● Job: Output all of the entries exactly as written.

● Entries provided:
"""

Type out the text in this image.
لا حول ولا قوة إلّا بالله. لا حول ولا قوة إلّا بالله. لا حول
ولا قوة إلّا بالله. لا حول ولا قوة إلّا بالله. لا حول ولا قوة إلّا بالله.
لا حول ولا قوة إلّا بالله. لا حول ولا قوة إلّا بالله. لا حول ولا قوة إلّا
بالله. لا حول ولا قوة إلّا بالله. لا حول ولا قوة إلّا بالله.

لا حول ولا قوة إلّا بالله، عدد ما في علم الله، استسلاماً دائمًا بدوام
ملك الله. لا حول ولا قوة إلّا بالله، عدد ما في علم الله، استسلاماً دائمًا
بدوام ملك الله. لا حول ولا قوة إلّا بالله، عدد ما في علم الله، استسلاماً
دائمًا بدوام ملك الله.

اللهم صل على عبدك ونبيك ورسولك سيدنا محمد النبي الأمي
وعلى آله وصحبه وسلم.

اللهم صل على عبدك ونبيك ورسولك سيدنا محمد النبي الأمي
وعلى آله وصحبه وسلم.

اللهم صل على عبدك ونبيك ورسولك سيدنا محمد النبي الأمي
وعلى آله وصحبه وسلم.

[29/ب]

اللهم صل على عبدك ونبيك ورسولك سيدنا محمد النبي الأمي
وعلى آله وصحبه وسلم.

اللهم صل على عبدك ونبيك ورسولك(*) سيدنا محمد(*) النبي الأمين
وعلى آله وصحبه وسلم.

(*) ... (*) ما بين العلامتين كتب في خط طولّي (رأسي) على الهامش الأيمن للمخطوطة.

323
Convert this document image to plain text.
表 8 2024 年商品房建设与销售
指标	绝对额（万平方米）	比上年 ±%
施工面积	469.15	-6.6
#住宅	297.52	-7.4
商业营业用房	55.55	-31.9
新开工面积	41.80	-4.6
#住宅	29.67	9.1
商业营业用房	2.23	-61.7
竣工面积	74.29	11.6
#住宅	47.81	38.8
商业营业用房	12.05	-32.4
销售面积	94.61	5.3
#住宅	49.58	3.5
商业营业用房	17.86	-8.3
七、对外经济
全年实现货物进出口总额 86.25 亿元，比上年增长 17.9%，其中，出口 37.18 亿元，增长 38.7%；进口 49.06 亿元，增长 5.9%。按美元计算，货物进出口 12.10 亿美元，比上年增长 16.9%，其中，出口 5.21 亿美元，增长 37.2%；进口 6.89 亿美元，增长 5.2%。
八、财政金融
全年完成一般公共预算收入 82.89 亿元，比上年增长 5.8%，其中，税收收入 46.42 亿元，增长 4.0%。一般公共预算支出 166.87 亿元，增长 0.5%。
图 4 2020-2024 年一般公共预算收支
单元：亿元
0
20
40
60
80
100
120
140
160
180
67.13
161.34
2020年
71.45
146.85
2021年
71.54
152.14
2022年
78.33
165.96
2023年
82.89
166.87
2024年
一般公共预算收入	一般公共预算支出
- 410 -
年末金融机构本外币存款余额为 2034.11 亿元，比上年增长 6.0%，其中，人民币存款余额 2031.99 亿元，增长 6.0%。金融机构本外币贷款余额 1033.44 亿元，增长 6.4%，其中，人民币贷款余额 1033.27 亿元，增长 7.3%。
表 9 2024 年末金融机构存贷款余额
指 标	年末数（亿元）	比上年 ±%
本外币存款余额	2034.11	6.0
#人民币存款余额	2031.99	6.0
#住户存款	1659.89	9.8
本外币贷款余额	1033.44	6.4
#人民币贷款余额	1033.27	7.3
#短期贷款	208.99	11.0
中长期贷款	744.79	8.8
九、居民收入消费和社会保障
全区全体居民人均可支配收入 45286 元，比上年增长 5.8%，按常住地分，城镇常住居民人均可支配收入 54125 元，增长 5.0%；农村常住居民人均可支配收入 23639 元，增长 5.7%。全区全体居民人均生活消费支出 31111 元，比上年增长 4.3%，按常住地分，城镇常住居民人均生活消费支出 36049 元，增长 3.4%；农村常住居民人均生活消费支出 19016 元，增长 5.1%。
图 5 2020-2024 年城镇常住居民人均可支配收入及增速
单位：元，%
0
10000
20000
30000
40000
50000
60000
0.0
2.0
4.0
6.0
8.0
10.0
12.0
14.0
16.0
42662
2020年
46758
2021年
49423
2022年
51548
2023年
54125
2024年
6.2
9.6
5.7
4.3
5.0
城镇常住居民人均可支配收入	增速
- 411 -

"""

● Task answer:
Type out the text in this image.
لا حول ولا قوة إلّا بالله. لا حول ولا قوة إلّا بالله. لا حول
ولا قوة إلّا بالله. لا حول ولا قوة إلّا بالله. لا حول ولا قوة إلّا بالله.
لا حول ولا قوة إلّا بالله. لا حول ولا قوة إلّا بالله. لا حول ولا قوة إلّا
بالله. لا حول ولا قوة إلّا بالله. لا حول ولا قوة إلّا بالله.

لا حول ولا قوة إلّا بالله، عدد ما في علم الله، استسلاماً دائمًا بدوام
ملك الله. لا حول ولا قوة إلّا بالله، عدد ما في علم الله، استسلاماً دائمًا
بدوام ملك الله. لا حول ولا قوة إلّا بالله، عدد ما في علم الله، استسلاماً
دائمًا بدوام ملك الله.

اللهم صل على عبدك ونبيك ورسولك سيدنا محمد النبي الأمي
وعلى آله وصحبه وسلم.

اللهم صل على عبدك ونبيك ورسولك سيدنا محمد النبي الأمي
وعلى آله وصحبه وسلم.

اللهم صل على عبدك ونبيك ورسولك سيدنا محمد النبي الأمي
وعلى آله وصحبه وسلم.

[29/ب]

اللهم صل على عبدك ونبيك ورسولك سيدنا محمد النبي الأمي
وعلى آله وصحبه وسلم.

اللهم صل على عبدك ونبيك ورسولك(*) سيدنا محمد(*) النبي الأمين
وعلى آله وصحبه وسلم.

(*) ... (*) ما بين العلامتين كتب في خط طولّي (رأسي) على الهامش الأيمن للمخطوطة.

323
Convert this document image to plain text.
表 8 2024 年商品房建设与销售
指标	绝对额（万平方米）	比上年 ±%
施工面积	469.15	-6.6
#住宅	297.52	-7.4
商业营业用房	55.55	-31.9
新开工面积	41.80	-4.6
#住宅	29.67	9.1
商业营业用房	2.23	-61.7
竣工面积	74.29	11.6
#住宅	47.81	38.8
商业营业用房	12.05	-32.4
销售面积	94.61	5.3
#住宅	49.58	3.5
商业营业用房	17.86	-8.3
七、对外经济
全年实现货物进出口总额 86.25 亿元，比上年增长 17.9%，其中，出口 37.18 亿元，增长 38.7%；进口 49.06 亿元，增长 5.9%。按美元计算，货物进出口 12.10 亿美元，比上年增长 16.9%，其中，出口 5.21 亿美元，增长 37.2%；进口 6.89 亿美元，增长 5.2%。
八、财政金融
全年完成一般公共预算收入 82.89 亿元，比上年增长 5.8%，其中，税收收入 46.42 亿元，增长 4.0%。一般公共预算支出 166.87 亿元，增长 0.5%。
图 4 2020-2024 年一般公共预算收支
单元：亿元
0
20
40
60
80
100
120
140
160
180
67.13
161.34
2020年
71.45
146.85
2021年
71.54
152.14
2022年
78.33
165.96
2023年
82.89
166.87
2024年
一般公共预算收入	一般公共预算支出
- 410 -
年末金融机构本外币存款余额为 2034.11 亿元，比上年增长 6.0%，其中，人民币存款余额 2031.99 亿元，增长 6.0%。金融机构本外币贷款余额 1033.44 亿元，增长 6.4%，其中，人民币贷款余额 1033.27 亿元，增长 7.3%。
表 9 2024 年末金融机构存贷款余额
指 标	年末数（亿元）	比上年 ±%
本外币存款余额	2034.11	6.0
#人民币存款余额	2031.99	6.0
#住户存款	1659.89	9.8
本外币贷款余额	1033.44	6.4
#人民币贷款余额	1033.27	7.3
#短期贷款	208.99	11.0
中长期贷款	744.79	8.8
九、居民收入消费和社会保障
全区全体居民人均可支配收入 45286 元，比上年增长 5.8%，按常住地分，城镇常住居民人均可支配收入 54125 元，增长 5.0%；农村常住居民人均可支配收入 23639 元，增长 5.7%。全区全体居民人均生活消费支出 31111 元，比上年增长 4.3%，按常住地分，城镇常住居民人均生活消费支出 36049 元，增长 3.4%；农村常住居民人均生活消费支出 19016 元，增长 5.1%。
图 5 2020-2024 年城镇常住居民人均可支配收入及增速
单位：元，%
0
10000
20000
30000
40000
50000
60000
0.0
2.0
4.0
6.0
8.0
10.0
12.0
14.0
16.0
42662
2020年
46758
2021年
49423
2022年
51548
2023年
54125
2024年
6.2
9.6
5.7
4.3
5.0
城镇常住居民人均可支配收入	增速
- 411 -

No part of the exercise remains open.